Problem details:
Every entry is to be transcribed as it stands. Images stay out.

--- Data for analysis Enclosed Below ---

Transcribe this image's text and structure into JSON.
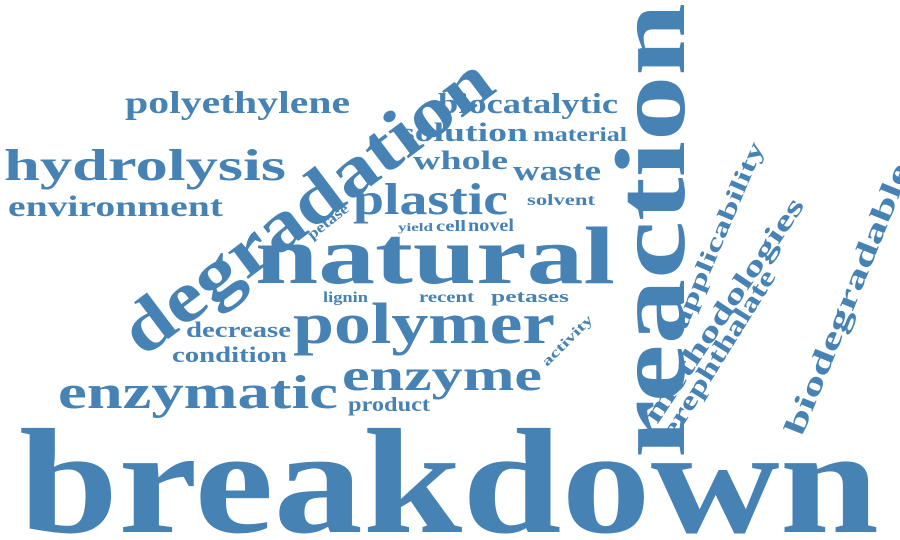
{
  "word_cloud": {
    "color": "#4682b4",
    "words": [
      "breakdown",
      "reaction",
      "natural",
      "degradation",
      "polymer",
      "plastic",
      "enzymatic",
      "enzyme",
      "hydrolysis",
      "polyethylene",
      "environment",
      "biocatalytic",
      "solution",
      "material",
      "whole",
      "waste",
      "solvent",
      "petase",
      "yield",
      "cell",
      "novel",
      "lignin",
      "recent",
      "petases",
      "decrease",
      "condition",
      "product",
      "activity",
      "applicability",
      "methodologies",
      "terephthalate",
      "biodegradable"
    ]
  }
}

--- End of Enclosed Data for analysis ---

Result:
Transcribe this image's text and structure into JSON.
{
  "word_cloud": {
    "color": "#4682b4",
    "words": [
      "breakdown",
      "reaction",
      "natural",
      "degradation",
      "polymer",
      "plastic",
      "enzymatic",
      "enzyme",
      "hydrolysis",
      "polyethylene",
      "environment",
      "biocatalytic",
      "solution",
      "material",
      "whole",
      "waste",
      "solvent",
      "petase",
      "yield",
      "cell",
      "novel",
      "lignin",
      "recent",
      "petases",
      "decrease",
      "condition",
      "product",
      "activity",
      "applicability",
      "methodologies",
      "terephthalate",
      "biodegradable"
    ]
  }
}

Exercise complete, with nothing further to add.